» WHAT TO PRODUCE
Which lines hold the string "ribose"? Copy each of them from the material below.
++++ MATERIAL FOR THIS EXERCISE ++++
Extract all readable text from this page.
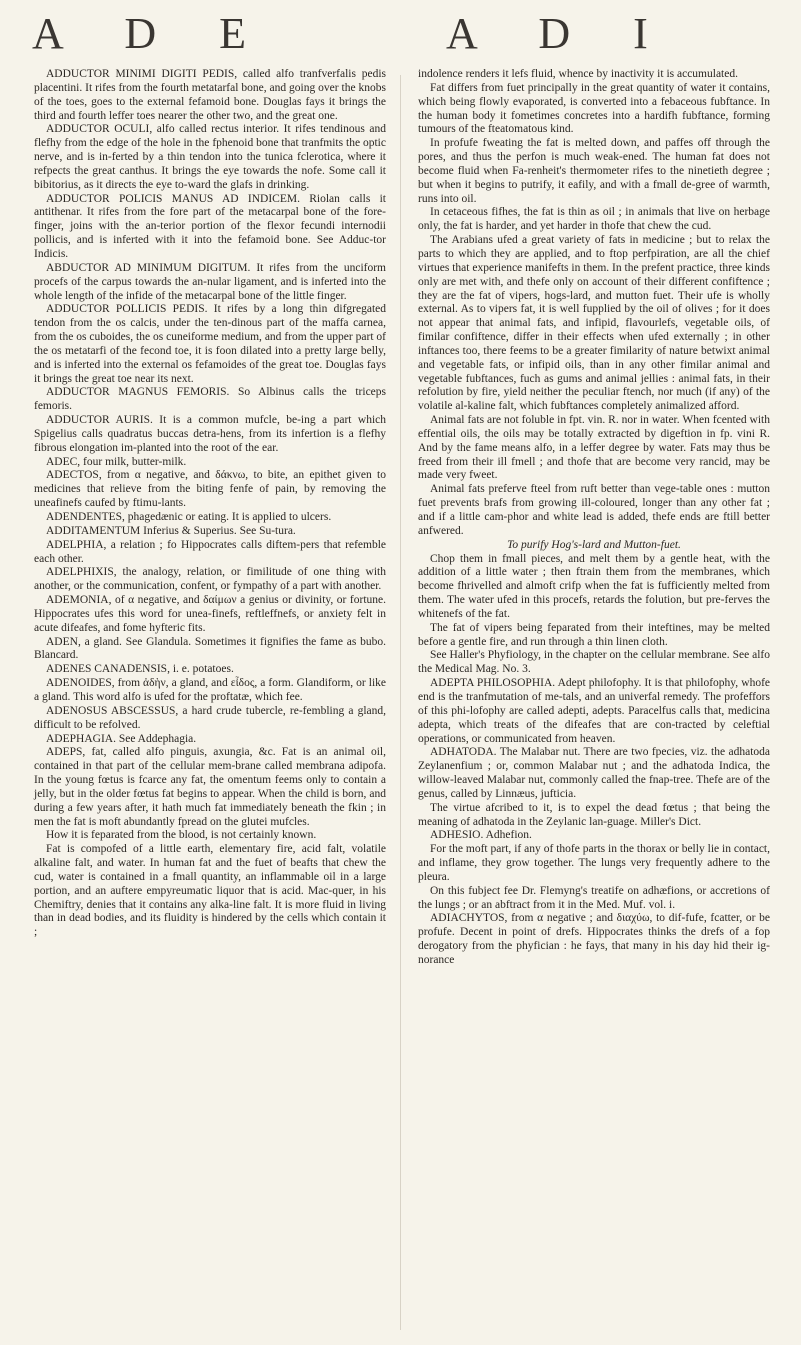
A D E	A D I

ADDUCTOR MINIMI DIGITI PEDIS, called alfo tranfverfalis pedis placentini. It rifes from the fourth metatarfal bone, and going over the knobs of the toes, goes to the external fefamoid bone. Douglas fays it brings the third and fourth leffer toes nearer the other two, and the great one.

ADDUCTOR OCULI, alfo called rectus interior. It rifes tendinous and flefhy from the edge of the hole in the fphenoid bone that tranfmits the optic nerve, and is in-ferted by a thin tendon into the tunica fclerotica, where it refpects the great canthus. It brings the eye towards the nofe. Some call it bibitorius, as it directs the eye to-ward the glafs in drinking.

ADDUCTOR POLICIS MANUS AD INDICEM. Riolan calls it antithenar. It rifes from the fore part of the metacarpal bone of the fore-finger, joins with the an-terior portion of the flexor fecundi internodii pollicis, and is inferted with it into the fefamoid bone. See Adduc-tor Indicis.

ABDUCTOR AD MINIMUM DIGITUM. It rifes from the unciform procefs of the carpus towards the an-nular ligament, and is inferted into the whole length of the infide of the metacarpal bone of the little finger.

ADDUCTOR POLLICIS PEDIS. It rifes by a long thin difgregated tendon from the os calcis, under the ten-dinous part of the maffa carnea, from the os cuboides, the os cuneiforme medium, and from the upper part of the os metatarfi of the fecond toe, it is foon dilated into a pretty large belly, and is inferted into the external os fefamoides of the great toe. Douglas fays it brings the great toe near its next.

ADDUCTOR MAGNUS FEMORIS. So Albinus calls the triceps femoris.

ADDUCTOR AURIS. It is a common mufcle, be-ing a part which Spigelius calls quadratus buccas detra-hens, from its infertion is a flefhy fibrous elongation im-planted into the root of the ear.

ADEC, four milk, butter-milk.

ADECTOS, from α negative, and δάκνω, to bite, an epithet given to medicines that relieve from the biting fenfe of pain, by removing the uneafinefs caufed by ftimu-lants.

ADENDENTES, phagedænic or eating. It is applied to ulcers.

ADDITAMENTUM Inferius & Superius. See Su-tura.

ADELPHIA, a relation ; fo Hippocrates calls diftem-pers that refemble each other.

ADELPHIXIS, the analogy, relation, or fimilitude of one thing with another, or the communication, confent, or fympathy of a part with another.

ADEMONIA, of α negative, and δαίμων a genius or divinity, or fortune. Hippocrates ufes this word for unea-finefs, reftleffnefs, or anxiety felt in acute difeafes, and fome hyfteric fits.

ADEN, a gland. See Glandula. Sometimes it fignifies the fame as bubo. Blancard.

ADENES CANADENSIS, i. e. potatoes.

ADENOIDES, from ἀδὴν, a gland, and εἶδος, a form. Glandiform, or like a gland. This word alfo is ufed for the proftatæ, which fee.

ADENOSUS ABSCESSUS, a hard crude tubercle, re-fembling a gland, difficult to be refolved.

ADEPHAGIA. See Addephagia.

ADEPS, fat, called alfo pinguis, axungia, &c. Fat is an animal oil, contained in that part of the cellular mem-brane called membrana adipofa. In the young fœtus is fcarce any fat, the omentum feems only to contain a jelly, but in the older fœtus fat begins to appear. When the child is born, and during a few years after, it hath much fat immediately beneath the fkin ; in men the fat is moft abundantly fpread on the glutei mufcles.

How it is feparated from the blood, is not certainly known.

Fat is compofed of a little earth, elementary fire, acid falt, volatile alkaline falt, and water. In human fat and the fuet of beafts that chew the cud, water is contained in a fmall quantity, an inflammable oil in a large portion, and an auftere empyreumatic liquor that is acid. Mac-quer, in his Chemiftry, denies that it contains any alka-line falt. It is more fluid in living than in dead bodies, and its fluidity is hindered by the cells which contain it ;

indolence renders it lefs fluid, whence by inactivity it is accumulated.

Fat differs from fuet principally in the great quantity of water it contains, which being flowly evaporated, is converted into a febaceous fubftance. In the human body it fometimes concretes into a hardifh fubftance, forming tumours of the fteatomatous kind.

In profufe fweating the fat is melted down, and paffes off through the pores, and thus the perfon is much weak-ened. The human fat does not become fluid when Fa-renheit's thermometer rifes to the ninetieth degree ; but when it begins to putrify, it eafily, and with a fmall de-gree of warmth, runs into oil.

In cetaceous fifhes, the fat is thin as oil ; in animals that live on herbage only, the fat is harder, and yet harder in thofe that chew the cud.

The Arabians ufed a great variety of fats in medicine ; but to relax the parts to which they are applied, and to ftop perfpiration, are all the chief virtues that experience manifefts in them. In the prefent practice, three kinds only are met with, and thefe only on account of their different confiftence ; they are the fat of vipers, hogs-lard, and mutton fuet. Their ufe is wholly external. As to vipers fat, it is well fupplied by the oil of olives ; for it does not appear that animal fats, and infipid, flavourlefs, vegetable oils, of fimilar confiftence, differ in their effects when ufed externally ; in other inftances too, there feems to be a greater fimilarity of nature betwixt animal and vegetable fats, or infipid oils, than in any other fimilar animal and vegetable fubftances, fuch as gums and animal jellies : animal fats, in their refolution by fire, yield neither the peculiar ftench, nor much (if any) of the volatile al-kaline falt, which fubftances completely animalized afford.

Animal fats are not foluble in fpt. vin. R. nor in water. When fcented with effential oils, the oils may be totally extracted by digeftion in fp. vini R. And by the fame means alfo, in a leffer degree by water. Fats may thus be freed from their ill fmell ; and thofe that are become very rancid, may be made very fweet.

Animal fats preferve fteel from ruft better than vege-table ones : mutton fuet prevents brafs from growing ill-coloured, longer than any other fat ; and if a little cam-phor and white lead is added, thefe ends are ftill better anfwered.

To purify Hog's-lard and Mutton-fuet.

Chop them in fmall pieces, and melt them by a gentle heat, with the addition of a little water ; then ftrain them from the membranes, which become fhrivelled and almoft crifp when the fat is fufficiently melted from them. The water ufed in this procefs, retards the folution, but pre-ferves the whitenefs of the fat.

The fat of vipers being feparated from their inteftines, may be melted before a gentle fire, and run through a thin linen cloth.

See Haller's Phyfiology, in the chapter on the cellular membrane. See alfo the Medical Mag. No. 3.

ADEPTA PHILOSOPHIA. Adept philofophy. It is that philofophy, whofe end is the tranfmutation of me-tals, and an univerfal remedy. The profeffors of this phi-lofophy are called adepti, adepts. Paracelfus calls that, medicina adepta, which treats of the difeafes that are con-tracted by celeftial operations, or communicated from heaven.

ADHATODA. The Malabar nut. There are two fpecies, viz. the adhatoda Zeylanenfium ; or, common Malabar nut ; and the adhatoda Indica, the willow-leaved Malabar nut, commonly called the fnap-tree. Thefe are of the genus, called by Linnæus, jufticia.

The virtue afcribed to it, is to expel the dead fœtus ; that being the meaning of adhatoda in the Zeylanic lan-guage. Miller's Dict.

ADHESIO. Adhefion.

For the moft part, if any of thofe parts in the thorax or belly lie in contact, and inflame, they grow together. The lungs very frequently adhere to the pleura.

On this fubject fee Dr. Flemyng's treatife on adhæfions, or accretions of the lungs ; or an abftract from it in the Med. Muf. vol. i.

ADIACHYTOS, from α negative ; and διαχύω, to dif-fufe, fcatter, or be profufe. Decent in point of drefs. Hippocrates thinks the drefs of a fop derogatory from the phyfician : he fays, that many in his day hid their ig-norance
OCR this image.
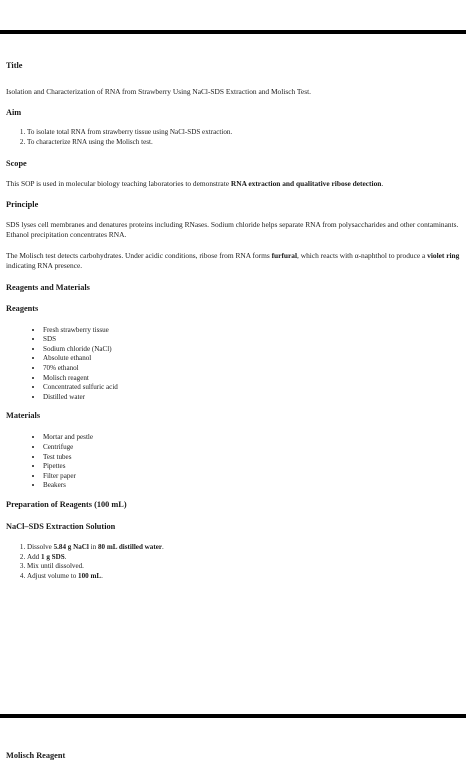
Title

Isolation and Characterization of RNA from Strawberry Using NaCl-SDS Extraction and Molisch Test.

Aim

1. To isolate total RNA from strawberry tissue using NaCl-SDS extraction.
2. To characterize RNA using the Molisch test.

Scope

This SOP is used in molecular biology teaching laboratories to demonstrate RNA extraction and qualitative ribose detection.

Principle

SDS lyses cell membranes and denatures proteins including RNases. Sodium chloride helps separate RNA from polysaccharides and other contaminants. Ethanol precipitation concentrates RNA.

The Molisch test detects carbohydrates. Under acidic conditions, ribose from RNA forms furfural, which reacts with α-naphthol to produce a violet ring indicating RNA presence.

Reagents and Materials

Reagents

• Fresh strawberry tissue
• SDS
• Sodium chloride (NaCl)
• Absolute ethanol
• 70% ethanol
• Molisch reagent
• Concentrated sulfuric acid
• Distilled water

Materials

• Mortar and pestle
• Centrifuge
• Test tubes
• Pipettes
• Filter paper
• Beakers

Preparation of Reagents (100 mL)

NaCl–SDS Extraction Solution

1. Dissolve 5.84 g NaCl in 80 mL distilled water.
2. Add 1 g SDS.
3. Mix until dissolved.
4. Adjust volume to 100 mL.

Molisch Reagent
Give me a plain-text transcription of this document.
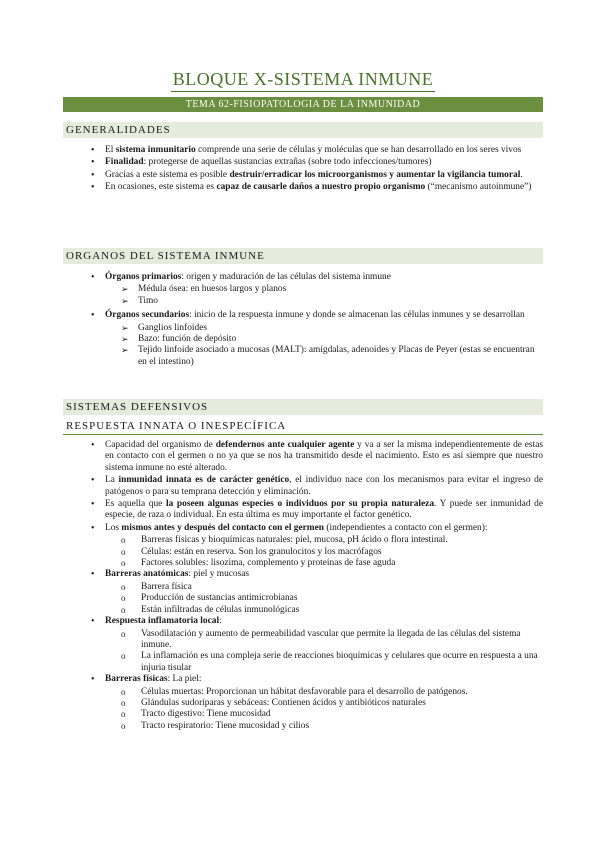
BLOQUE X-SISTEMA INMUNE
TEMA 62-FISIOPATOLOGIA DE LA INMUNIDAD
GENERALIDADES
• El sistema inmunitario comprende una serie de células y moléculas que se han desarrollado en los seres vivos
• Finalidad: protegerse de aquellas sustancias extrañas (sobre todo infecciones/tumores)
• Gracias a este sistema es posible destruir/erradicar los microorganismos y aumentar la vigilancia tumoral.
• En ocasiones, este sistema es capaz de causarle daños a nuestro propio organismo (“mecanismo autoinmune”)
ORGANOS DEL SISTEMA INMUNE
• Órganos primarios: origen y maduración de las células del sistema inmune
➢ Médula ósea: en huesos largos y planos
➢ Timo
• Órganos secundarios: inicio de la respuesta inmune y donde se almacenan las células inmunes y se desarrollan
➢ Ganglios linfoides
➢ Bazo: función de depósito
➢ Tejido linfoide asociado a mucosas (MALT): amígdalas, adenoides y Placas de Peyer (estas se encuentran en el intestino)
SISTEMAS DEFENSIVOS
RESPUESTA INNATA O INESPECÍFICA
• Capacidad del organismo de defendernos ante cualquier agente y va a ser la misma independientemente de estas en contacto con el germen o no ya que se nos ha transmitido desde el nacimiento. Esto es así siempre que nuestro sistema inmune no esté alterado.
• La inmunidad innata es de carácter genético, el individuo nace con los mecanismos para evitar el ingreso de patógenos o para su temprana detección y eliminación.
• Es aquella que la poseen algunas especies o individuos por su propia naturaleza. Y puede ser inmunidad de especie, de raza o individual. En esta última es muy importante el factor genético.
• Los mismos antes y después del contacto con el germen (independientes a contacto con el germen):
o Barreras físicas y bioquímicas naturales: piel, mucosa, pH ácido o flora intestinal.
o Células: están en reserva. Son los granulocitos y los macrófagos
o Factores solubles: lisozima, complemento y proteínas de fase aguda
• Barreras anatómicas: piel y mucosas
o Barrera física
o Producción de sustancias antimicrobianas
o Están infiltradas de células inmunológicas
• Respuesta inflamatoria local:
o Vasodilatación y aumento de permeabilidad vascular que permite la llegada de las células del sistema inmune.
o La inflamación es una compleja serie de reacciones bioquímicas y celulares que ocurre en respuesta a una injuria tisular
• Barreras físicas: La piel:
o Células muertas: Proporcionan un hábitat desfavorable para el desarrollo de patógenos.
o Glándulas sudoríparas y sebáceas: Contienen ácidos y antibióticos naturales
o Tracto digestivo: Tiene mucosidad
o Tracto respiratorio: Tiene mucosidad y cilios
++++
» SOLUTION TO THE PROBLEM
This SOP is used in molecular biology teaching laboratories to demonstrate RNA extraction and qualitative ribose detection.
The Molisch test detects carbohydrates. Under acidic conditions, ribose from RNA forms furfural, which reacts with α-naphthol to produce a violet ring indicating RNA presence.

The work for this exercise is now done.